> _Given instruction_
Can you lay out the entries from the line with "Output each element" up to and including the line with "- bleed-through-text: read" as a JSON list of strings, one string per line and no blank lines?
[BEGIN Given data]
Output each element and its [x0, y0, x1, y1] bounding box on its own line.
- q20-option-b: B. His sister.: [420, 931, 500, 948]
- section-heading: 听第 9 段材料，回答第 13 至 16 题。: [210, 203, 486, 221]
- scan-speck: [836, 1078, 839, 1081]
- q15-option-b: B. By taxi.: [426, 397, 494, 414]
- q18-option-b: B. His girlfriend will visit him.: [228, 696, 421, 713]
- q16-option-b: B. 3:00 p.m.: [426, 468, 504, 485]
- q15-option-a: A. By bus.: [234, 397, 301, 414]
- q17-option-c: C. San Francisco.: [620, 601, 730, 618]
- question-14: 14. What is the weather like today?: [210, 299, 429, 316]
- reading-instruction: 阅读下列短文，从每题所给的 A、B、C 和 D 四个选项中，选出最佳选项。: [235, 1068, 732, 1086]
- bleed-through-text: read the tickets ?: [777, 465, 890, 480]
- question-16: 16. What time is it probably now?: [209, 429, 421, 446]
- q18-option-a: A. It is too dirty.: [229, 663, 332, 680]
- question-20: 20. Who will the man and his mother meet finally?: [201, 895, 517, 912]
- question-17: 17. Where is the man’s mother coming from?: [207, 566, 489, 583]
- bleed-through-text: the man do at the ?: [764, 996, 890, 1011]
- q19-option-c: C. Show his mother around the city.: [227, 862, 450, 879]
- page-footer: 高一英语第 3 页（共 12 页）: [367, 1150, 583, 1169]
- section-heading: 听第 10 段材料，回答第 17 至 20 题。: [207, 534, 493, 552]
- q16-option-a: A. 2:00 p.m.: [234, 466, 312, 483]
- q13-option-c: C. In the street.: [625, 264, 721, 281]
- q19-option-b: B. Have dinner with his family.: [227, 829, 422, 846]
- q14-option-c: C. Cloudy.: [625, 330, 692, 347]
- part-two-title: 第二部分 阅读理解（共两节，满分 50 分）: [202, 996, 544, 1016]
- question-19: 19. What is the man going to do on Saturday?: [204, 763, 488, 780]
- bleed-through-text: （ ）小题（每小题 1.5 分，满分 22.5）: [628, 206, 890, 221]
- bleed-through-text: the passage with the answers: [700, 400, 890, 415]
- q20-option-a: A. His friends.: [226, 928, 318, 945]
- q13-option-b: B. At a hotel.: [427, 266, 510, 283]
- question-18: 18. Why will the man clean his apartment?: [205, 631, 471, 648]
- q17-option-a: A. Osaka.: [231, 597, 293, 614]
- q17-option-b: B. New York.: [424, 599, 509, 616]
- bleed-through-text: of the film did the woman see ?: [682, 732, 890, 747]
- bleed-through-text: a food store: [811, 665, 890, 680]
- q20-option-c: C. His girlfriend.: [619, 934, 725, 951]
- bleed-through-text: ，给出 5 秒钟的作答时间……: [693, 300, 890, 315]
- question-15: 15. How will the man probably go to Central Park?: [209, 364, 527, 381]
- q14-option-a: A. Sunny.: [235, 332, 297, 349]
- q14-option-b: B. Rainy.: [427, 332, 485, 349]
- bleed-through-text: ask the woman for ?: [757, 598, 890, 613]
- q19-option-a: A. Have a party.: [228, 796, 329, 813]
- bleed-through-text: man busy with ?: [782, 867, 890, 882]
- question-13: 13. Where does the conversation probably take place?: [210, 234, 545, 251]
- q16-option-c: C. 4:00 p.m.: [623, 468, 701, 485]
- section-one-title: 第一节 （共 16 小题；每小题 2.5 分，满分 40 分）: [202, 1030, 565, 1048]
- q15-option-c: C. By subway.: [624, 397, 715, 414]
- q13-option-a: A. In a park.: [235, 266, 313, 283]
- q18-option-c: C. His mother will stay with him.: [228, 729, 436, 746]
[END Given data]
[BEGIN Given data]
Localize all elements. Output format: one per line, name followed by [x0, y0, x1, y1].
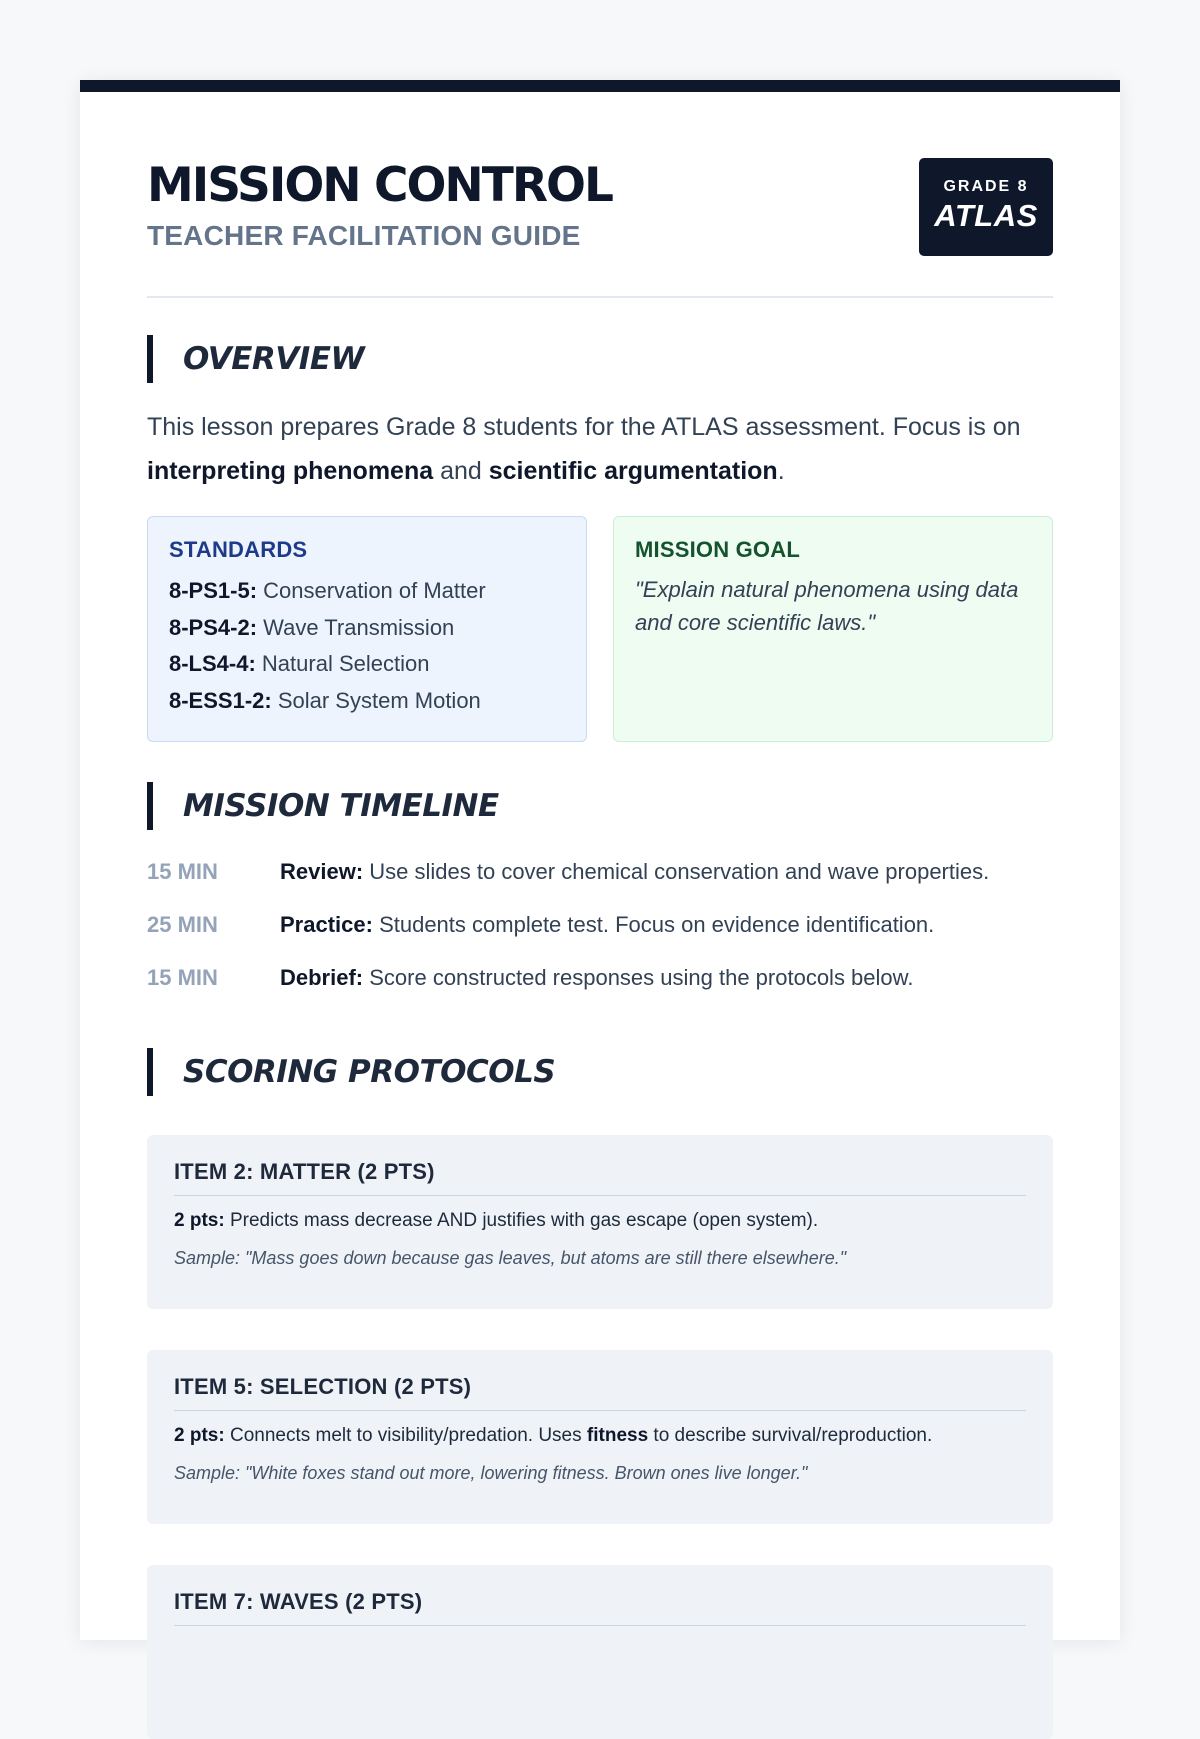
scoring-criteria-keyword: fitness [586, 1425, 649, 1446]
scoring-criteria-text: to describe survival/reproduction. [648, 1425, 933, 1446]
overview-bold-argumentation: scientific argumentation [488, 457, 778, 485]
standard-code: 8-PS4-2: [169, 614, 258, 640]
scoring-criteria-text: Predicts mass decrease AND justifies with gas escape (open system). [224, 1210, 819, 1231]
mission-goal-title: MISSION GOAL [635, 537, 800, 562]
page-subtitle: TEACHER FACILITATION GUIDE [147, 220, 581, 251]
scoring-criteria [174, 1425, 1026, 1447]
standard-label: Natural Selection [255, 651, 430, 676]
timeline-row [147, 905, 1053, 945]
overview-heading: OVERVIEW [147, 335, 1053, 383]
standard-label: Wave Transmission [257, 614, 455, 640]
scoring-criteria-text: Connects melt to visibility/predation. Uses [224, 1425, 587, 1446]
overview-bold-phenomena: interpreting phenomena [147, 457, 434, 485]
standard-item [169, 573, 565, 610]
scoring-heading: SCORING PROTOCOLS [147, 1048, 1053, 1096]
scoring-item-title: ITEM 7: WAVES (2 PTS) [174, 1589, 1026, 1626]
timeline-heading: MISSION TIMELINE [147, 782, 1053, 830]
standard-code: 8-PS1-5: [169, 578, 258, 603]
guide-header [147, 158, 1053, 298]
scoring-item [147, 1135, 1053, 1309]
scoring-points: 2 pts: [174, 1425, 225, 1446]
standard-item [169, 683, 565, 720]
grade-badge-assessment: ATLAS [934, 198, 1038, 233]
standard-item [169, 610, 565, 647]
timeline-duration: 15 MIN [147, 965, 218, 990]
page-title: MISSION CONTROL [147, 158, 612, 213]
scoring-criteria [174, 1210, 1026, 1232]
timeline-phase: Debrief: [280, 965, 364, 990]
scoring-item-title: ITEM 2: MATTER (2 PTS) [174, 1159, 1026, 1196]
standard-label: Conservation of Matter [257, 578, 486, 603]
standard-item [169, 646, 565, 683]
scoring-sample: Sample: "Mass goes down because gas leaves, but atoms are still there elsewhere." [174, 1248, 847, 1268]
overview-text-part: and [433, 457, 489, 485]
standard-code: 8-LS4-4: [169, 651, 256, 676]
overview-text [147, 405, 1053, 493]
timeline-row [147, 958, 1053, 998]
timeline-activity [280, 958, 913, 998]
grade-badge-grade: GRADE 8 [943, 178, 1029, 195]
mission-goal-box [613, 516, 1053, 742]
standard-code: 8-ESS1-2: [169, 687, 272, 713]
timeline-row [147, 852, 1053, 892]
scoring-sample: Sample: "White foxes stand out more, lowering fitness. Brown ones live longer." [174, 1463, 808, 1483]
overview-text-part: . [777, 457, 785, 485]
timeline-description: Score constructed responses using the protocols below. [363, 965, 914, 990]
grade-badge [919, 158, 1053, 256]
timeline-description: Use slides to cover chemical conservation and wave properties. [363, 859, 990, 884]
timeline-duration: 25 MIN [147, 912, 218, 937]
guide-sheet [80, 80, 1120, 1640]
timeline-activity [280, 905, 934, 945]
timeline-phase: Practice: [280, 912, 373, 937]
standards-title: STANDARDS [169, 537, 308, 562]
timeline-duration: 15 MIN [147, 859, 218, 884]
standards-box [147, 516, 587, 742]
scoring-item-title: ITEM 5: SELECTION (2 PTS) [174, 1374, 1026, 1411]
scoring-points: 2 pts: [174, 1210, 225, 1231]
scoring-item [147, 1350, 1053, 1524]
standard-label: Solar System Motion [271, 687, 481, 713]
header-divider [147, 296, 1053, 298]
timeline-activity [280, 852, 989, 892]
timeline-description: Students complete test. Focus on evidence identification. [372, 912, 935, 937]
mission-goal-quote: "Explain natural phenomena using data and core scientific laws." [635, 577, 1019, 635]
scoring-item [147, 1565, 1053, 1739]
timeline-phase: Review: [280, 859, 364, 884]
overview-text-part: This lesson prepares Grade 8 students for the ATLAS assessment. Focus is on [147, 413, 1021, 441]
[END Given data]
> _Task solution_
[
  "Output each element and its [x0, y0, x1, y1] bounding box on its own line.",
  "- q20-option-b: B. His sister.: [420, 931, 500, 948]",
  "- section-heading: 听第 9 段材料，回答第 13 至 16 题。: [210, 203, 486, 221]",
  "- scan-speck: [836, 1078, 839, 1081]",
  "- q15-option-b: B. By taxi.: [426, 397, 494, 414]",
  "- q18-option-b: B. His girlfriend will visit him.: [228, 696, 421, 713]",
  "- q16-option-b: B. 3:00 p.m.: [426, 468, 504, 485]",
  "- q15-option-a: A. By bus.: [234, 397, 301, 414]",
  "- q17-option-c: C. San Francisco.: [620, 601, 730, 618]",
  "- question-14: 14. What is the weather like today?: [210, 299, 429, 316]",
  "- reading-instruction: 阅读下列短文，从每题所给的 A、B、C 和 D 四个选项中，选出最佳选项。: [235, 1068, 732, 1086]",
  "- bleed-through-text: read the tickets ?: [777, 465, 890, 480]"
]